◆ TASK
Write out every entry, unchanged. Skip any picture.

* Start INPUT MATERIAL *

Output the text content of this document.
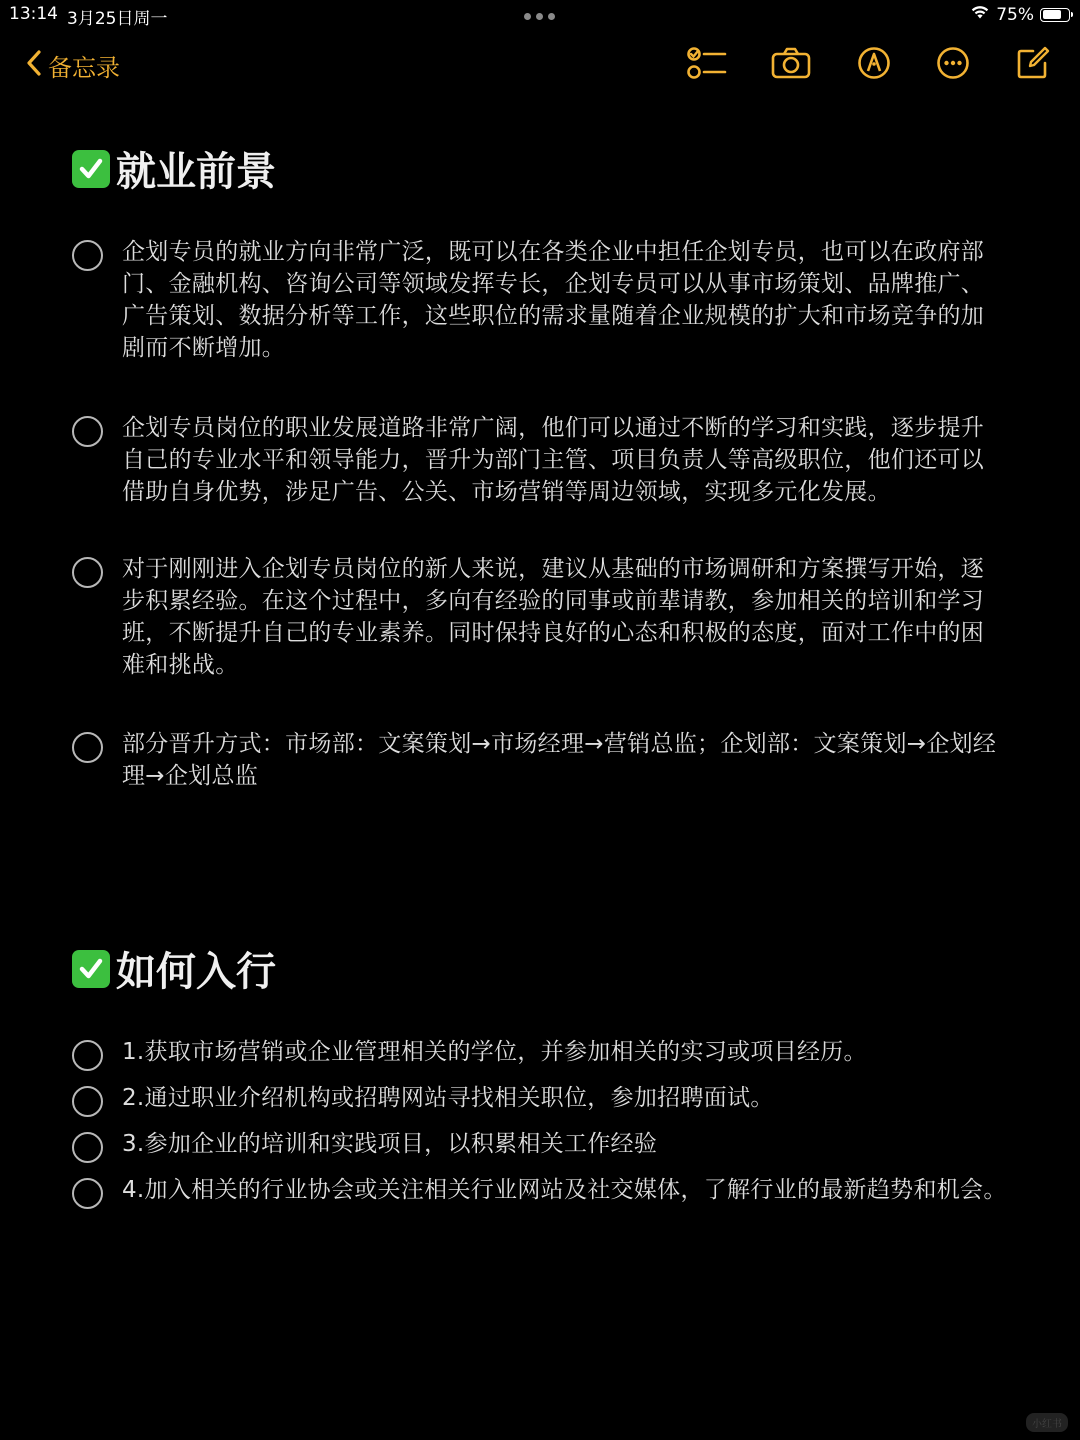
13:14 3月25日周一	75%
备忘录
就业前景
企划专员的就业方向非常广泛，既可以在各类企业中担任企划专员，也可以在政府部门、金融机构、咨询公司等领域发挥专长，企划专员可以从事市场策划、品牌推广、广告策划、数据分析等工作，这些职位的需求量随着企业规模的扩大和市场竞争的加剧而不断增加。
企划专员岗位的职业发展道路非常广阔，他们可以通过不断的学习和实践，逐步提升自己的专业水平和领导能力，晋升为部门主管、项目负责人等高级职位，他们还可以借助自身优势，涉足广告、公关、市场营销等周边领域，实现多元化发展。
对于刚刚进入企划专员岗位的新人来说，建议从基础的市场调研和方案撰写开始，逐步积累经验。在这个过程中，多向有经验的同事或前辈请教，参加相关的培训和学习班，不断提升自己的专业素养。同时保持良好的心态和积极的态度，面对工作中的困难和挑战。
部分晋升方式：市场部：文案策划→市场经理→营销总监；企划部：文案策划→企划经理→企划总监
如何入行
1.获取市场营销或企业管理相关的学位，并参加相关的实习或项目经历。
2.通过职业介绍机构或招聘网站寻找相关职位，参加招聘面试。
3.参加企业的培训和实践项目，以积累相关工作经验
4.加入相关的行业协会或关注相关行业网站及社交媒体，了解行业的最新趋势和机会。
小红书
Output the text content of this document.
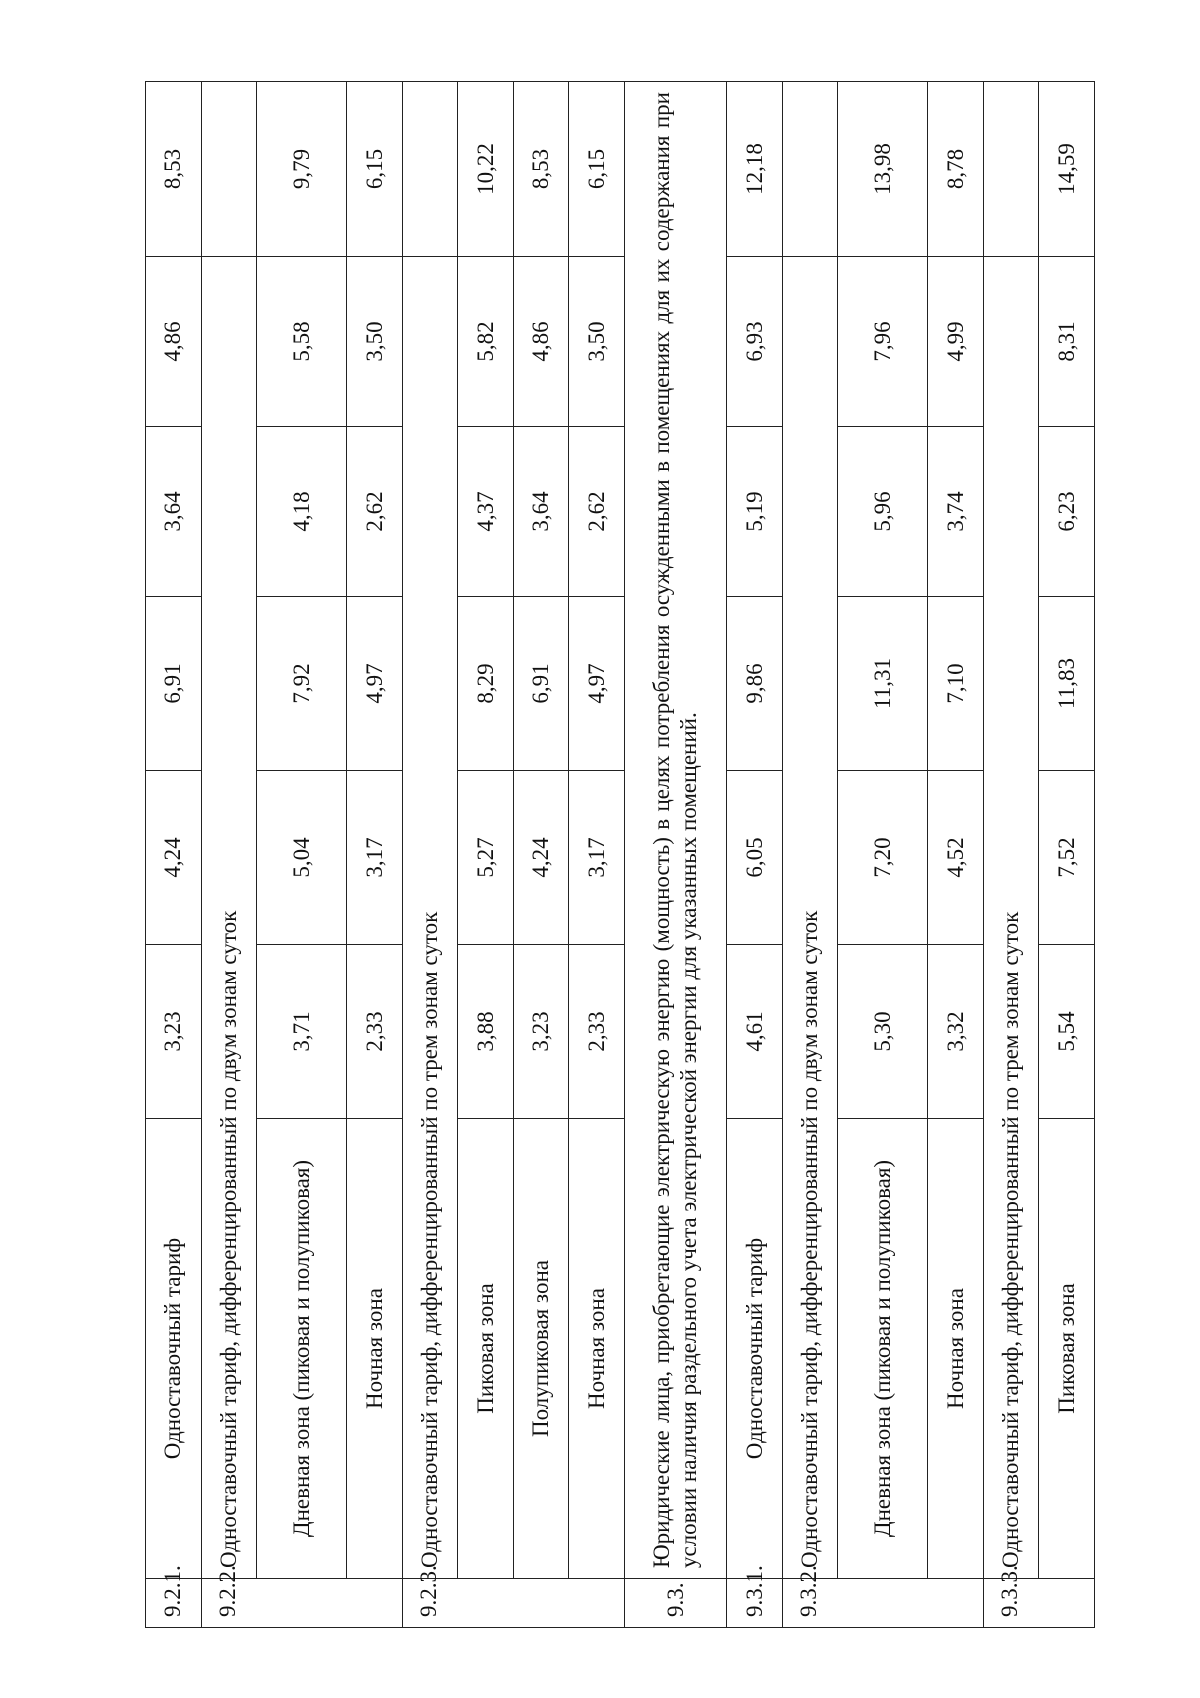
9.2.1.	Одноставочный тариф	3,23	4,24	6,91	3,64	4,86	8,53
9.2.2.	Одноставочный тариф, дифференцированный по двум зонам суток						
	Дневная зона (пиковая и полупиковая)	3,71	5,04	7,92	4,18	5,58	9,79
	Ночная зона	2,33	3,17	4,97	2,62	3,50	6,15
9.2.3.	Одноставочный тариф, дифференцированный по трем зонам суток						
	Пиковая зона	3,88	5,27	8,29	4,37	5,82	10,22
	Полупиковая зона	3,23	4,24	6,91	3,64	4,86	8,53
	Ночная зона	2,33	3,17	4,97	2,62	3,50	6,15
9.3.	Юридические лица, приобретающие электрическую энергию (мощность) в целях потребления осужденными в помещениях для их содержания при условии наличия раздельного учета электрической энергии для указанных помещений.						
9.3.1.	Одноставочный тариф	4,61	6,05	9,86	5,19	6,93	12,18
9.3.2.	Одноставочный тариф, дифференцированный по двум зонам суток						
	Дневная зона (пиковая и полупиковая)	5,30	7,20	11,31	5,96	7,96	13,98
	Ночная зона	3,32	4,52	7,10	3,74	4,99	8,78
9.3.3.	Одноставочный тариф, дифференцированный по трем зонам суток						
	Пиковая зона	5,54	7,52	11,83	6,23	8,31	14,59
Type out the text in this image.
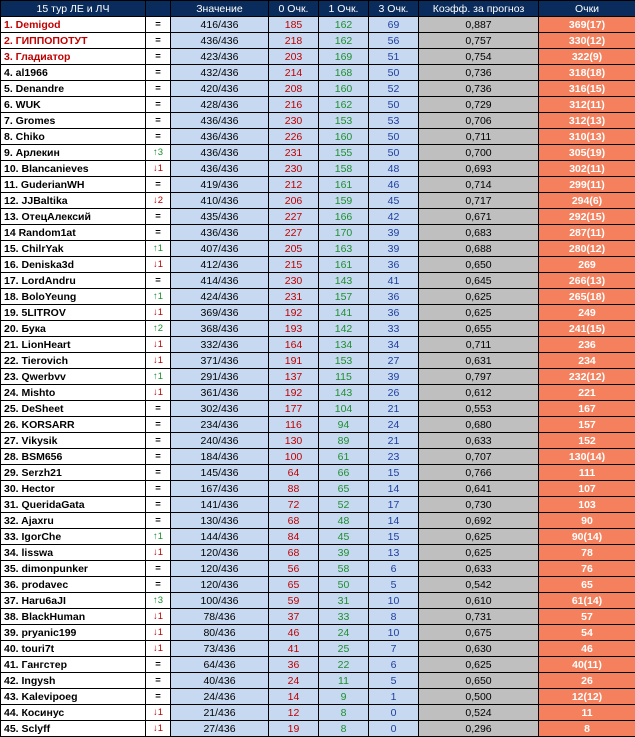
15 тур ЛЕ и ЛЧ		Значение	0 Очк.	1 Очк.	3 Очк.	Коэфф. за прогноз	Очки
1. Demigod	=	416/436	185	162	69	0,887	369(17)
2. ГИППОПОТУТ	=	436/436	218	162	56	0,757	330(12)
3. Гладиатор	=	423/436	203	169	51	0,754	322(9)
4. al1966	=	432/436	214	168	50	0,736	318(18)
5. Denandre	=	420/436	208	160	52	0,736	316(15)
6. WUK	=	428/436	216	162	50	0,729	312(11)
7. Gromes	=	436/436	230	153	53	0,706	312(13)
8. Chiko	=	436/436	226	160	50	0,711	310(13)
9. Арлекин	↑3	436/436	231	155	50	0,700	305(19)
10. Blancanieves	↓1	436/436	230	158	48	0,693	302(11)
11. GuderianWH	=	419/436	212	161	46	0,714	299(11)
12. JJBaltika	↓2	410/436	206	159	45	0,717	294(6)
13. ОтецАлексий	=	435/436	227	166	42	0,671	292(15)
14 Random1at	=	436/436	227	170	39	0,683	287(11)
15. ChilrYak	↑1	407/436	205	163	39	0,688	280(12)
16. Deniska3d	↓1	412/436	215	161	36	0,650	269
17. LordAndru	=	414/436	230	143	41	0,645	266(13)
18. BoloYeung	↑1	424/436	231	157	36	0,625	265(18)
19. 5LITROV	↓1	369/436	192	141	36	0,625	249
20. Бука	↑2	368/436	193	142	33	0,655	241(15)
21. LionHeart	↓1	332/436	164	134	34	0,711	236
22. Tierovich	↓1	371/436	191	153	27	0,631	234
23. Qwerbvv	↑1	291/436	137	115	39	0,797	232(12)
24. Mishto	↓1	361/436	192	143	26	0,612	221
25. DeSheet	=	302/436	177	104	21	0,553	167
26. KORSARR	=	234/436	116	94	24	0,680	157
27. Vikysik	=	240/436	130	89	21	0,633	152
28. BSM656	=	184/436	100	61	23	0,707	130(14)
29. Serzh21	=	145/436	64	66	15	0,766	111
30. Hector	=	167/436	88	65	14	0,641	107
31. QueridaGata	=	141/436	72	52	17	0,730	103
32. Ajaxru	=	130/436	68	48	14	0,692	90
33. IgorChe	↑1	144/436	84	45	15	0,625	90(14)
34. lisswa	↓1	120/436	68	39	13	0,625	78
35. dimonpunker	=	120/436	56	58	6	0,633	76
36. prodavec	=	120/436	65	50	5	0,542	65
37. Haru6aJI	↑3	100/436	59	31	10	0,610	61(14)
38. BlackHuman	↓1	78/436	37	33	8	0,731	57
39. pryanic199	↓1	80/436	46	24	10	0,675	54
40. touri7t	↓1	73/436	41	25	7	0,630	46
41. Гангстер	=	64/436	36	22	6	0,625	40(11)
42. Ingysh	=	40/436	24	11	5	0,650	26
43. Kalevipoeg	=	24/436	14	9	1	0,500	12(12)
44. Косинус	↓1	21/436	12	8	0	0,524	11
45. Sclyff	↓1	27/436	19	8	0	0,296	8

* End INPUT MATERIAL *

◆ SOLUTION FOR THIS PROBLEM
Output the text content of this document.
13:14 3月25日周一	75%
备忘录
就业前景
企划专员的就业方向非常广泛，既可以在各类企业中担任企划专员，也可以在政府部门、金融机构、咨询公司等领域发挥专长，企划专员可以从事市场策划、品牌推广、广告策划、数据分析等工作，这些职位的需求量随着企业规模的扩大和市场竞争的加剧而不断增加。
企划专员岗位的职业发展道路非常广阔，他们可以通过不断的学习和实践，逐步提升自己的专业水平和领导能力，晋升为部门主管、项目负责人等高级职位，他们还可以借助自身优势，涉足广告、公关、市场营销等周边领域，实现多元化发展。
对于刚刚进入企划专员岗位的新人来说，建议从基础的市场调研和方案撰写开始，逐步积累经验。在这个过程中，多向有经验的同事或前辈请教，参加相关的培训和学习班，不断提升自己的专业素养。同时保持良好的心态和积极的态度，面对工作中的困难和挑战。
部分晋升方式：市场部：文案策划→市场经理→营销总监；企划部：文案策划→企划经理→企划总监
如何入行
1.获取市场营销或企业管理相关的学位，并参加相关的实习或项目经历。
2.通过职业介绍机构或招聘网站寻找相关职位，参加招聘面试。
3.参加企业的培训和实践项目，以积累相关工作经验
4.加入相关的行业协会或关注相关行业网站及社交媒体，了解行业的最新趋势和机会。
小红书
Output the text content of this document.
9.2.1.	Одноставочный тариф	3,23	4,24	6,91	3,64	4,86	8,53
9.2.2.	Одноставочный тариф, дифференцированный по двум зонам суток						
	Дневная зона (пиковая и полупиковая)	3,71	5,04	7,92	4,18	5,58	9,79
	Ночная зона	2,33	3,17	4,97	2,62	3,50	6,15
9.2.3.	Одноставочный тариф, дифференцированный по трем зонам суток						
	Пиковая зона	3,88	5,27	8,29	4,37	5,82	10,22
	Полупиковая зона	3,23	4,24	6,91	3,64	4,86	8,53
	Ночная зона	2,33	3,17	4,97	2,62	3,50	6,15
9.3.	Юридические лица, приобретающие электрическую энергию (мощность) в целях потребления осужденными в помещениях для их содержания при условии наличия раздельного учета электрической энергии для указанных помещений.						
9.3.1.	Одноставочный тариф	4,61	6,05	9,86	5,19	6,93	12,18
9.3.2.	Одноставочный тариф, дифференцированный по двум зонам суток						
	Дневная зона (пиковая и полупиковая)	5,30	7,20	11,31	5,96	7,96	13,98
	Ночная зона	3,32	4,52	7,10	3,74	4,99	8,78
9.3.3.	Одноставочный тариф, дифференцированный по трем зонам суток						
	Пиковая зона	5,54	7,52	11,83	6,23	8,31	14,59
Type out the text in this image.
15 тур ЛЕ и ЛЧ		Значение	0 Очк.	1 Очк.	3 Очк.	Коэфф. за прогноз	Очки
1. Demigod	=	416/436	185	162	69	0,887	369(17)
2. ГИППОПОТУТ	=	436/436	218	162	56	0,757	330(12)
3. Гладиатор	=	423/436	203	169	51	0,754	322(9)
4. al1966	=	432/436	214	168	50	0,736	318(18)
5. Denandre	=	420/436	208	160	52	0,736	316(15)
6. WUK	=	428/436	216	162	50	0,729	312(11)
7. Gromes	=	436/436	230	153	53	0,706	312(13)
8. Chiko	=	436/436	226	160	50	0,711	310(13)
9. Арлекин	↑3	436/436	231	155	50	0,700	305(19)
10. Blancanieves	↓1	436/436	230	158	48	0,693	302(11)
11. GuderianWH	=	419/436	212	161	46	0,714	299(11)
12. JJBaltika	↓2	410/436	206	159	45	0,717	294(6)
13. ОтецАлексий	=	435/436	227	166	42	0,671	292(15)
14 Random1at	=	436/436	227	170	39	0,683	287(11)
15. ChilrYak	↑1	407/436	205	163	39	0,688	280(12)
16. Deniska3d	↓1	412/436	215	161	36	0,650	269
17. LordAndru	=	414/436	230	143	41	0,645	266(13)
18. BoloYeung	↑1	424/436	231	157	36	0,625	265(18)
19. 5LITROV	↓1	369/436	192	141	36	0,625	249
20. Бука	↑2	368/436	193	142	33	0,655	241(15)
21. LionHeart	↓1	332/436	164	134	34	0,711	236
22. Tierovich	↓1	371/436	191	153	27	0,631	234
23. Qwerbvv	↑1	291/436	137	115	39	0,797	232(12)
24. Mishto	↓1	361/436	192	143	26	0,612	221
25. DeSheet	=	302/436	177	104	21	0,553	167
26. KORSARR	=	234/436	116	94	24	0,680	157
27. Vikysik	=	240/436	130	89	21	0,633	152
28. BSM656	=	184/436	100	61	23	0,707	130(14)
29. Serzh21	=	145/436	64	66	15	0,766	111
30. Hector	=	167/436	88	65	14	0,641	107
31. QueridaGata	=	141/436	72	52	17	0,730	103
32. Ajaxru	=	130/436	68	48	14	0,692	90
33. IgorChe	↑1	144/436	84	45	15	0,625	90(14)
34. lisswa	↓1	120/436	68	39	13	0,625	78
35. dimonpunker	=	120/436	56	58	6	0,633	76
36. prodavec	=	120/436	65	50	5	0,542	65
37. Haru6aJI	↑3	100/436	59	31	10	0,610	61(14)
38. BlackHuman	↓1	78/436	37	33	8	0,731	57
39. pryanic199	↓1	80/436	46	24	10	0,675	54
40. touri7t	↓1	73/436	41	25	7	0,630	46
41. Гангстер	=	64/436	36	22	6	0,625	40(11)
42. Ingysh	=	40/436	24	11	5	0,650	26
43. Kalevipoeg	=	24/436	14	9	1	0,500	12(12)
44. Косинус	↓1	21/436	12	8	0	0,524	11
45. Sclyff	↓1	27/436	19	8	0	0,296	8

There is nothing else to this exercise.